___ TEXTO PROPORCIONADO ___

Domingo, 5 de agosto. Muy temprano, desde
las playas onubenses de El Portil y Punta Umbría, en un auto, Sebastián, María
Jesús y Toñi tomaron la autopista A-49 en dirección a Hinojos donde Maricarmen
y Víctor M. esperábamos con el otro coche, saliendo hacia las 08:00 h con
dirección a Palencia, nuestra primera parada en dirección hacia San Vicente de
la Barquera. Por la Vía de la Plata, con parada en las afueras de Almendralejo
para desayunar, discurrimos plácidamente en dirección a Palencia, parando
cuarenta km antes de llegar a la capital de la Tierra del Pan para comer algo.
Una vez en Palencia, nos alojamos en el Eurostars Diane Palace, con breve descanso
antes de salir en dirección a la Bella Desconocida, la catedral palentina de
San Antolín. En ella, nuestra amiga María Jesús Arija, palentina ella, nos sirvió
de eficiente cicerone en nuestro paseo por las naves catedralicias y su claustro,
llamándonos la atención sobre una reja multisecular, el coro, algunas de las
magníficas capillas de tan maravilloso templo o sobre una de las gárgolas de
aficiones fotográficas que
decora el exterior del templo; con posterioridad
nos llevó hasta la iglesia de San Miguel, haciéndose eco de la tradición que
sitúa en ella los esponsales de Rodrigo Díaz, Mío Cid, y Jimena; seguidamente
nos acercó hasta la umbrosa ribera del río Carrión mientras nos contaba sus
aventuras infantiles sobre el río helado de ella, sus hermanos y algunos compañeros
de instituto; a continuación, tras cursar una rápida visita a la Iglesia de la
Compañía donde se venera a la patrona, la Virgen de la Calle, llegamos a la
Calle Mayor y a la hermosa Plaza Mayor dominada por la escultura de Alonso de
Berruguete. Algo de reposo en ella y un refrigerio amparados bajo una sombrilla
antes de dirigirnos a cenar a Casa Lucio: acertada y grata elección. Ensalada
de queso, torreznos, fideos tostados con foie, solomillo de ternera, chuletillas de lechal y
un tinto de Toro pusieron fin a nuestra primera jornada viajera; un paseo nos
ayudó a aligerar la cena antes de retirarnos a nuestro hotel para descansar.

___

TAREA ASIGNADA 1 ▸
En la crónica del viaje a Palencia, ¿en qué hotel se alojó el grupo al llegar a la ciudad?
TAREA ASIGNADA 2 ▸
Resume la crónica del viaje a Palencia en dos oraciones.
TAREA ASIGNADA 3 ▸
Escribe la continuación de la crónica del viaje a Palencia a partir de la última oración.

___ SECCIÓN DE DATOS ___

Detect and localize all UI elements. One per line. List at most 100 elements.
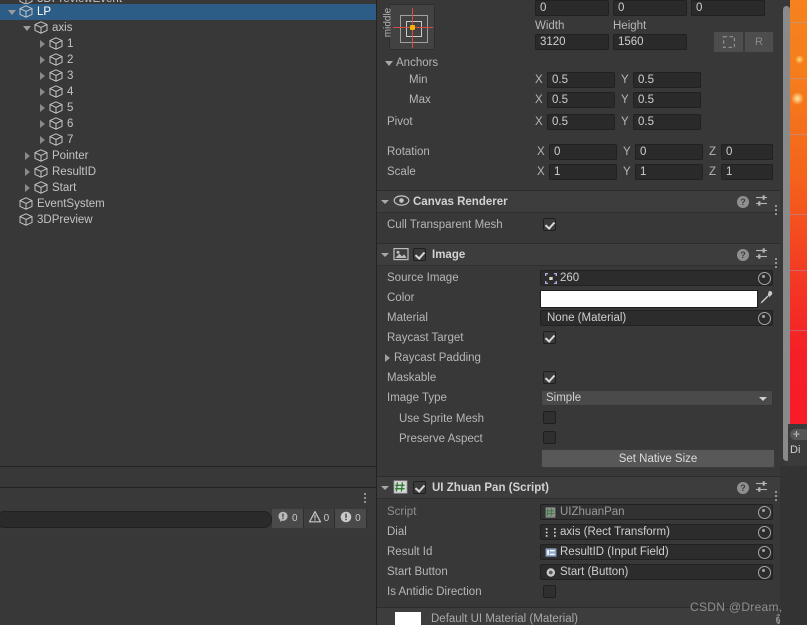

___

RESULTADO DEL EJERCICIO 1 ▸
En el Eurostars Diane Palace.

RESULTADO DEL EJERCICIO 2 ▸
El domingo 5 de agosto, el grupo partió en dos coches desde El Portil, Punta Umbría e Hinojos hacia Palencia, primera parada camino de San Vicente de la Barquera, y se detuvo a desayunar cerca de Almendralejo y a comer cuarenta kilómetros antes de la capital. Ya en Palencia, tras alojarse en el Eurostars Diane Palace, recorrieron con María Jesús Arija como guía la catedral de San Antolín, la iglesia de San Miguel, la ribera del Carrión, la Iglesia de la Compañía y la Plaza Mayor, y terminaron la jornada cenando en Casa Lucio.

RESULTADO DEL EJERCICIO 3 ▸
Lunes, 6 de agosto. Poco después de las
ocho de la mañana desayunábamos en un bar junto al hotel, recogimos el equipaje
y en nuestros coches tomamos dirección a Frómista. La bella iglesia de San
Martín de Tours, en pleno Camino de Santiago, nos esperaba. A todos nos encantó
su pureza de líneas, sus torres cilíndricas, su esbelto cimborrio y la delicada decoración jaqueada,
así como la geometría de sus ábsides. En su interior llamó nuestra atención el
Crucificado medieval y los capitales historiados de las columnas adosadas a los
pilares. Tras nuestra fructífera visita, muy cerca, fuimos a ver algunas de las
iglesias rupestres de la zona (San Pelayo) y aprovechamos para alargarnos hasta
la capital de las galletas, Aguilar de Campoo, sede de la Exposición de Arte
Sacro de Las Edades del
Hombre (Mons Dei). Bellísima localidad en la que
destacan la iglesia de Santa Cecilia y la Colegiata de San Miguel, sedes de
dicha exposición. En la misma plaza del pueblo, junto a la citada Colegiata, unas
ensaladas y unos bocadillos, acompañados de agua y cervezas, nos ayudaron a
mitigar el hambre hasta completar el camino en dirección a nuestra próxima
parada: Ubiarco, Santillana del Mar, en la Posada Mediavia. Imaginamos que
acogedora en invierno, pero en verano, una en una noche de bochorno, y en
habitaciones en la planta baja con dificultad para abrir las ventanas, ya no
resultaba tan confortable. Por la tarde salimos en dirección a Santillana del
Mar, bellísima población con hermosas casas blasonadas, magníficos paradores,
museos y una Colegiata (Santa Juliana) y un claustro dignos de especial mención. Pasear por sus
calles empedradas en el crepúsculo
resultó un placer. Y la cena en el patio de
Casa Miguel, un hallazgo. Entre los platos que degustamos, destacar ensalada de
tomate con ventresca, melón con jamón, bacalao al pilpil sobre base de pisto, lomos
de lubina a la plancha y un cachopo relleno de jamón y queso. Todo exquisito. ¡Ea…!,
a la posada Mediavia a pasar una noche toledana (por lo del calor).
Martes, 7 de agosto. 1ª Etapa: San Vicente de la Barquera/Muñorrodero
(13 km). ¡A madrugar! Y en un coqueto comedor de la Pensión Mediavia nos
sirvieron un apetitoso y reparador desayuno ya que… COMENZÁBAMOS A PEREGRINAR.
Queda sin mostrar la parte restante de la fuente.